* start INFORMATION PROVIDED *

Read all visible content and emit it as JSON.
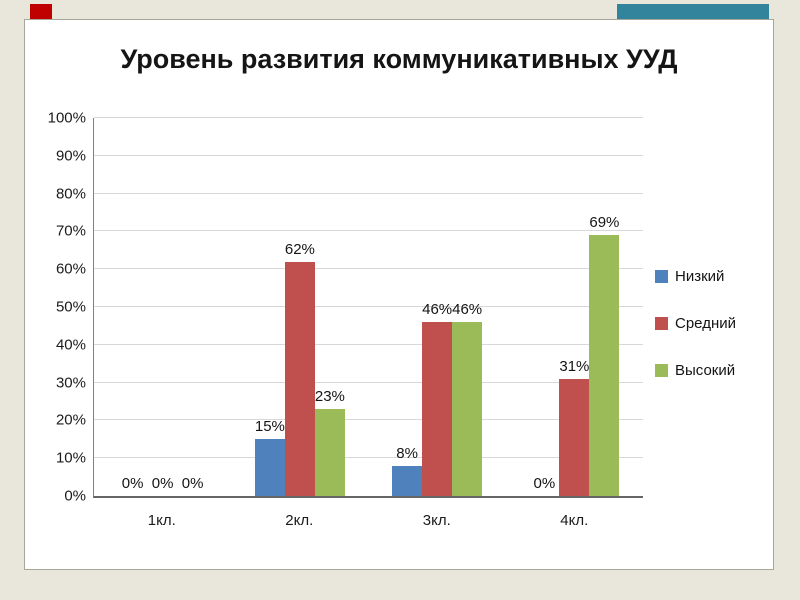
{
  "slide": {
    "background_color": "#e9e7db",
    "decoration_red_color": "#c00000",
    "decoration_teal_color": "#31849b"
  },
  "chart_data": {
    "type": "bar",
    "title": "Уровень развития коммуникативных УУД",
    "categories": [
      "1кл.",
      "2кл.",
      "3кл.",
      "4кл."
    ],
    "series": [
      {
        "name": "Низкий",
        "color": "#4f81bd",
        "values": [
          0,
          15,
          8,
          0
        ]
      },
      {
        "name": "Средний",
        "color": "#c0504d",
        "values": [
          0,
          62,
          46,
          31
        ]
      },
      {
        "name": "Высокий",
        "color": "#9bbb59",
        "values": [
          0,
          23,
          46,
          69
        ]
      }
    ],
    "value_suffix": "%",
    "y_ticks": [
      "100%",
      "90%",
      "80%",
      "70%",
      "60%",
      "50%",
      "40%",
      "30%",
      "20%",
      "10%",
      "0%"
    ],
    "ylim": [
      0,
      100
    ],
    "grid": true,
    "legend_position": "right",
    "legend": [
      "Низкий",
      "Средний",
      "Высокий"
    ]
  }
}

* end INFORMATION PROVIDED *

Pictures are excluded; output everything else in the data verbatim.

RESPONSE TO THE TASK
Read all visible content and emit it as JSON.
{
  "slide": {
    "background_color": "#e9e7db",
    "decoration_red_color": "#c00000",
    "decoration_teal_color": "#31849b"
  },
  "chart_data": {
    "type": "bar",
    "title": "Уровень развития коммуникативных УУД",
    "categories": [
      "1кл.",
      "2кл.",
      "3кл.",
      "4кл."
    ],
    "series": [
      {
        "name": "Низкий",
        "color": "#4f81bd",
        "values": [
          0,
          15,
          8,
          0
        ]
      },
      {
        "name": "Средний",
        "color": "#c0504d",
        "values": [
          0,
          62,
          46,
          31
        ]
      },
      {
        "name": "Высокий",
        "color": "#9bbb59",
        "values": [
          0,
          23,
          46,
          69
        ]
      }
    ],
    "value_suffix": "%",
    "y_ticks": [
      "100%",
      "90%",
      "80%",
      "70%",
      "60%",
      "50%",
      "40%",
      "30%",
      "20%",
      "10%",
      "0%"
    ],
    "ylim": [
      0,
      100
    ],
    "grid": true,
    "legend_position": "right",
    "legend": [
      "Низкий",
      "Средний",
      "Высокий"
    ]
  }
}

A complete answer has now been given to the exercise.